Your objective
Draw out every line with the word "minority" from the listing below.
------ Information supplied ------
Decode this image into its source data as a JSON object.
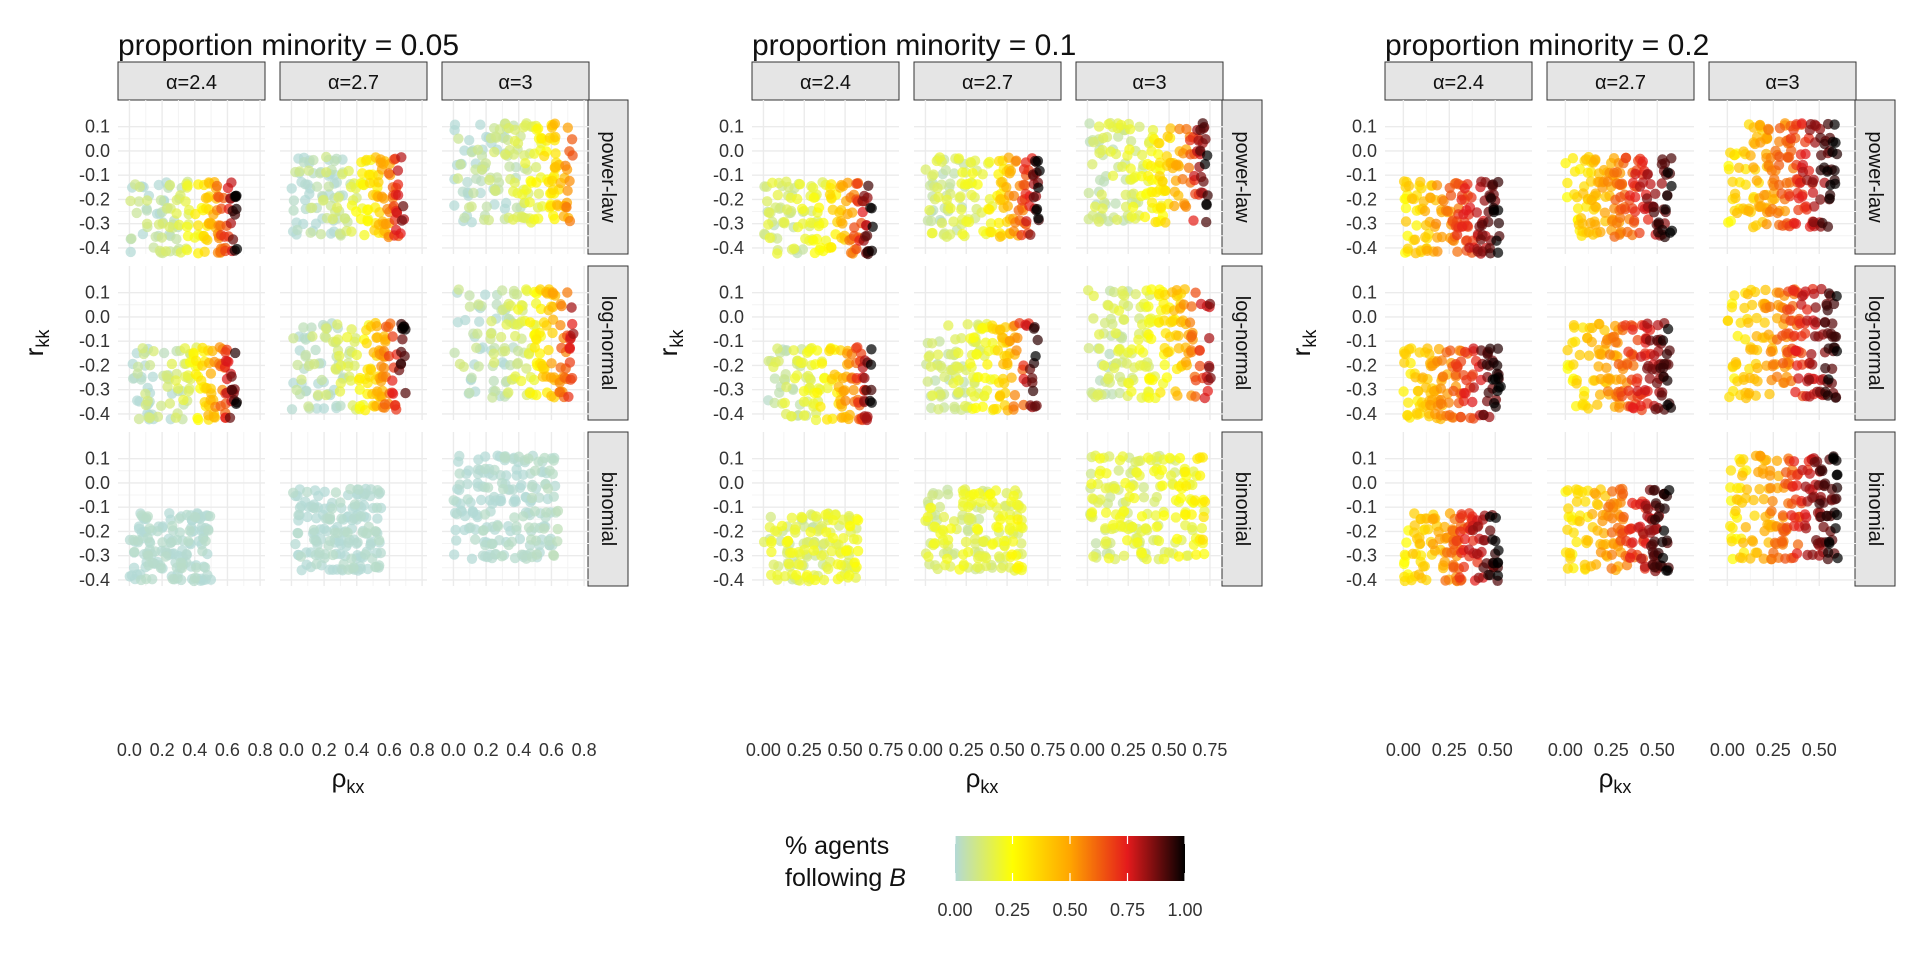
{
  "chart_data": {
    "type": "scatter",
    "layout": "3 figure groups, each a 3x3 facet grid (columns = alpha, rows = degree distribution)",
    "panel_titles": [
      "proportion minority = 0.05",
      "proportion minority = 0.1",
      "proportion minority = 0.2"
    ],
    "column_facets": [
      "α=2.4",
      "α=2.7",
      "α=3"
    ],
    "row_facets": [
      "power-law",
      "log-normal",
      "binomial"
    ],
    "y_axis": {
      "label": "r",
      "label_sub": "kk",
      "ticks": [
        "0.1",
        "0.0",
        "-0.1",
        "-0.2",
        "-0.3",
        "-0.4"
      ],
      "tick_values": [
        0.1,
        0.0,
        -0.1,
        -0.2,
        -0.3,
        -0.4
      ],
      "range": [
        -0.425,
        0.115
      ]
    },
    "x_axis": {
      "label": "ρ",
      "label_sub": "kx"
    },
    "groups": [
      {
        "minority": 0.05,
        "x_range": [
          -0.07,
          0.83
        ],
        "x_ticks": [
          "0.0",
          "0.2",
          "0.4",
          "0.6",
          "0.8"
        ],
        "x_tick_values": [
          0.0,
          0.2,
          0.4,
          0.6,
          0.8
        ]
      },
      {
        "minority": 0.1,
        "x_range": [
          -0.07,
          0.83
        ],
        "x_ticks": [
          "0.00",
          "0.25",
          "0.50",
          "0.75"
        ],
        "x_tick_values": [
          0.0,
          0.25,
          0.5,
          0.75
        ]
      },
      {
        "minority": 0.2,
        "x_range": [
          -0.1,
          0.7
        ],
        "x_ticks": [
          "0.00",
          "0.25",
          "0.50"
        ],
        "x_tick_values": [
          0.0,
          0.25,
          0.5
        ]
      }
    ],
    "facets": [
      {
        "group": 0,
        "row": 0,
        "col": 0,
        "rho_max": 0.66,
        "r_range": [
          -0.41,
          -0.14
        ],
        "n_levels": 6,
        "color_base": 0.02,
        "color_peak": 1.0
      },
      {
        "group": 0,
        "row": 0,
        "col": 1,
        "rho_max": 0.69,
        "r_range": [
          -0.34,
          -0.04
        ],
        "n_levels": 7,
        "color_base": 0.02,
        "color_peak": 0.85
      },
      {
        "group": 0,
        "row": 0,
        "col": 2,
        "rho_max": 0.73,
        "r_range": [
          -0.28,
          0.1
        ],
        "n_levels": 8,
        "color_base": 0.02,
        "color_peak": 0.6
      },
      {
        "group": 0,
        "row": 1,
        "col": 0,
        "rho_max": 0.66,
        "r_range": [
          -0.41,
          -0.14
        ],
        "n_levels": 6,
        "color_base": 0.02,
        "color_peak": 1.0
      },
      {
        "group": 0,
        "row": 1,
        "col": 1,
        "rho_max": 0.7,
        "r_range": [
          -0.37,
          -0.04
        ],
        "n_levels": 7,
        "color_base": 0.02,
        "color_peak": 1.0
      },
      {
        "group": 0,
        "row": 1,
        "col": 2,
        "rho_max": 0.74,
        "r_range": [
          -0.32,
          0.1
        ],
        "n_levels": 8,
        "color_base": 0.02,
        "color_peak": 0.8
      },
      {
        "group": 0,
        "row": 2,
        "col": 0,
        "rho_max": 0.5,
        "r_range": [
          -0.39,
          -0.14
        ],
        "n_levels": 6,
        "color_base": 0.0,
        "color_peak": 0.0
      },
      {
        "group": 0,
        "row": 2,
        "col": 1,
        "rho_max": 0.55,
        "r_range": [
          -0.35,
          -0.04
        ],
        "n_levels": 7,
        "color_base": 0.0,
        "color_peak": 0.0
      },
      {
        "group": 0,
        "row": 2,
        "col": 2,
        "rho_max": 0.64,
        "r_range": [
          -0.3,
          0.1
        ],
        "n_levels": 8,
        "color_base": 0.0,
        "color_peak": 0.02
      },
      {
        "group": 1,
        "row": 0,
        "col": 0,
        "rho_max": 0.67,
        "r_range": [
          -0.41,
          -0.14
        ],
        "n_levels": 6,
        "color_base": 0.1,
        "color_peak": 1.0
      },
      {
        "group": 1,
        "row": 0,
        "col": 1,
        "rho_max": 0.7,
        "r_range": [
          -0.34,
          -0.04
        ],
        "n_levels": 7,
        "color_base": 0.1,
        "color_peak": 1.0
      },
      {
        "group": 1,
        "row": 0,
        "col": 2,
        "rho_max": 0.74,
        "r_range": [
          -0.28,
          0.1
        ],
        "n_levels": 8,
        "color_base": 0.1,
        "color_peak": 1.0
      },
      {
        "group": 1,
        "row": 1,
        "col": 0,
        "rho_max": 0.67,
        "r_range": [
          -0.41,
          -0.14
        ],
        "n_levels": 6,
        "color_base": 0.1,
        "color_peak": 1.0
      },
      {
        "group": 1,
        "row": 1,
        "col": 1,
        "rho_max": 0.69,
        "r_range": [
          -0.37,
          -0.04
        ],
        "n_levels": 7,
        "color_base": 0.1,
        "color_peak": 1.0
      },
      {
        "group": 1,
        "row": 1,
        "col": 2,
        "rho_max": 0.76,
        "r_range": [
          -0.32,
          0.1
        ],
        "n_levels": 8,
        "color_base": 0.1,
        "color_peak": 0.9
      },
      {
        "group": 1,
        "row": 2,
        "col": 0,
        "rho_max": 0.58,
        "r_range": [
          -0.39,
          -0.14
        ],
        "n_levels": 6,
        "color_base": 0.14,
        "color_peak": 0.18
      },
      {
        "group": 1,
        "row": 2,
        "col": 1,
        "rho_max": 0.6,
        "r_range": [
          -0.35,
          -0.04
        ],
        "n_levels": 7,
        "color_base": 0.14,
        "color_peak": 0.2
      },
      {
        "group": 1,
        "row": 2,
        "col": 2,
        "rho_max": 0.72,
        "r_range": [
          -0.3,
          0.1
        ],
        "n_levels": 8,
        "color_base": 0.14,
        "color_peak": 0.26
      },
      {
        "group": 2,
        "row": 0,
        "col": 0,
        "rho_max": 0.53,
        "r_range": [
          -0.41,
          -0.14
        ],
        "n_levels": 6,
        "color_base": 0.32,
        "color_peak": 1.0
      },
      {
        "group": 2,
        "row": 0,
        "col": 1,
        "rho_max": 0.58,
        "r_range": [
          -0.34,
          -0.04
        ],
        "n_levels": 7,
        "color_base": 0.3,
        "color_peak": 1.0
      },
      {
        "group": 2,
        "row": 0,
        "col": 2,
        "rho_max": 0.6,
        "r_range": [
          -0.3,
          0.1
        ],
        "n_levels": 8,
        "color_base": 0.32,
        "color_peak": 1.0
      },
      {
        "group": 2,
        "row": 1,
        "col": 0,
        "rho_max": 0.53,
        "r_range": [
          -0.41,
          -0.14
        ],
        "n_levels": 6,
        "color_base": 0.32,
        "color_peak": 1.0
      },
      {
        "group": 2,
        "row": 1,
        "col": 1,
        "rho_max": 0.58,
        "r_range": [
          -0.37,
          -0.04
        ],
        "n_levels": 7,
        "color_base": 0.3,
        "color_peak": 1.0
      },
      {
        "group": 2,
        "row": 1,
        "col": 2,
        "rho_max": 0.6,
        "r_range": [
          -0.32,
          0.1
        ],
        "n_levels": 8,
        "color_base": 0.32,
        "color_peak": 1.0
      },
      {
        "group": 2,
        "row": 2,
        "col": 0,
        "rho_max": 0.52,
        "r_range": [
          -0.39,
          -0.14
        ],
        "n_levels": 6,
        "color_base": 0.3,
        "color_peak": 1.0
      },
      {
        "group": 2,
        "row": 2,
        "col": 1,
        "rho_max": 0.57,
        "r_range": [
          -0.35,
          -0.04
        ],
        "n_levels": 7,
        "color_base": 0.3,
        "color_peak": 1.0
      },
      {
        "group": 2,
        "row": 2,
        "col": 2,
        "rho_max": 0.6,
        "r_range": [
          -0.3,
          0.1
        ],
        "n_levels": 8,
        "color_base": 0.32,
        "color_peak": 1.0
      }
    ],
    "color_scale": {
      "title_line1": "% agents",
      "title_line2": "following",
      "title_var": "B",
      "ticks": [
        "0.00",
        "0.25",
        "0.50",
        "0.75",
        "1.00"
      ],
      "tick_values": [
        0,
        0.25,
        0.5,
        0.75,
        1.0
      ],
      "colors": [
        "#B3D9D6",
        "#FFFF00",
        "#FFA500",
        "#E41A1C",
        "#000000"
      ],
      "color_stops": [
        0,
        0.25,
        0.5,
        0.75,
        1.0
      ]
    },
    "grid": true,
    "legend_position": "bottom"
  },
  "style": {
    "strip_fill": "#e5e5e5",
    "strip_border": "#333333",
    "grid_major": "#ebebeb",
    "grid_minor": "#f4f4f4",
    "text": "#111111",
    "tick_text": "#333333"
  }
}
------
Written response
      "proportion minority = 0.05",
      "proportion minority = 0.1",
      "proportion minority = 0.2"
        "minority": 0.05,
        "minority": 0.1,
        "minority": 0.2,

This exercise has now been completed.